**Task instructions:**
Please reproduce, word for word, the lines of the records between the one holding "109, 232, 121]" and the one holding "248, 200, 261]", inclusive.

____ Exercise inputs

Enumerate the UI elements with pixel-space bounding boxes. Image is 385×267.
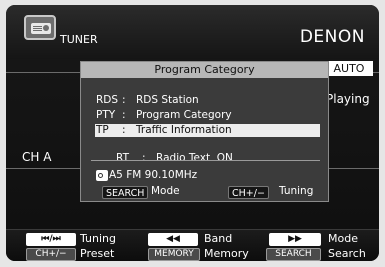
menu-item-label: Program Category	[136, 109, 232, 121]
search-footer-label: Search	[328, 247, 366, 260]
brand-logo: DENON	[299, 27, 365, 47]
menu-item-rds[interactable]: RDS: RDS Station	[96, 94, 199, 107]
tuner-radio-icon	[24, 15, 56, 40]
tuner-screen: TUNER DENON AUTO Playing CH A Program Ca…	[6, 5, 379, 261]
program-category-dialog: Program Category RDS: RDS Station PTY: Pro…	[80, 61, 329, 202]
tuning-mode-badge: AUTO	[325, 61, 373, 76]
memory-button[interactable]: MEMORY	[148, 248, 200, 261]
rewind-button[interactable]: ◀◀	[148, 233, 198, 246]
rewind-label: Band	[204, 232, 233, 245]
menu-item-tp-selected[interactable]: TP: Traffic Information	[95, 124, 320, 137]
dialog-divider	[91, 160, 320, 161]
fast-forward-label: Mode	[328, 232, 358, 245]
menu-item-key: TP	[96, 124, 109, 136]
source-label: TUNER	[60, 33, 98, 46]
ch-preset-button[interactable]: CH+/−	[26, 248, 76, 261]
skip-label: Tuning	[80, 232, 117, 245]
search-action-label: Mode	[151, 185, 180, 197]
ch-action-label: Tuning	[279, 185, 314, 197]
skip-buttons[interactable]: ⏮/⏭	[26, 233, 76, 246]
radio-preset-icon	[96, 170, 108, 181]
menu-item-rt[interactable]: RT: Radio Text ON	[96, 139, 233, 164]
menu-item-label: RDS Station	[136, 94, 199, 106]
menu-item-pty[interactable]: PTY: Program Category	[96, 109, 232, 122]
search-button[interactable]: SEARCH	[102, 186, 149, 199]
frequency-readout: A5 FM 90.10MHz	[109, 169, 198, 181]
fast-forward-button[interactable]: ▶▶	[269, 233, 321, 246]
memory-label: Memory	[204, 247, 249, 260]
playing-status: Playing	[326, 92, 370, 106]
menu-item-label: Radio Text ON	[156, 152, 233, 164]
menu-item-key: RDS	[96, 94, 119, 106]
search-footer-button[interactable]: SEARCH	[266, 248, 321, 261]
ch-button[interactable]: CH+/−	[228, 186, 269, 199]
dialog-title: Program Category	[81, 62, 328, 78]
menu-item-key: RT	[116, 152, 129, 164]
menu-item-key: PTY	[96, 109, 116, 121]
preset-label: Preset	[80, 247, 115, 260]
menu-item-label: Traffic Information	[136, 124, 232, 136]
channel-label: CH A	[22, 150, 52, 164]
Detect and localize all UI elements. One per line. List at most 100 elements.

________

**Solution to the problem:**
menu-item-label: Program Category	[136, 109, 232, 121]
search-footer-label: Search	[328, 247, 366, 260]
brand-logo: DENON	[299, 27, 365, 47]
menu-item-rds[interactable]: RDS: RDS Station	[96, 94, 199, 107]
tuner-radio-icon	[24, 15, 56, 40]
tuner-screen: TUNER DENON AUTO Playing CH A Program Ca…	[6, 5, 379, 261]
program-category-dialog: Program Category RDS: RDS Station PTY: Pro…	[80, 61, 329, 202]
tuning-mode-badge: AUTO	[325, 61, 373, 76]
memory-button[interactable]: MEMORY	[148, 248, 200, 261]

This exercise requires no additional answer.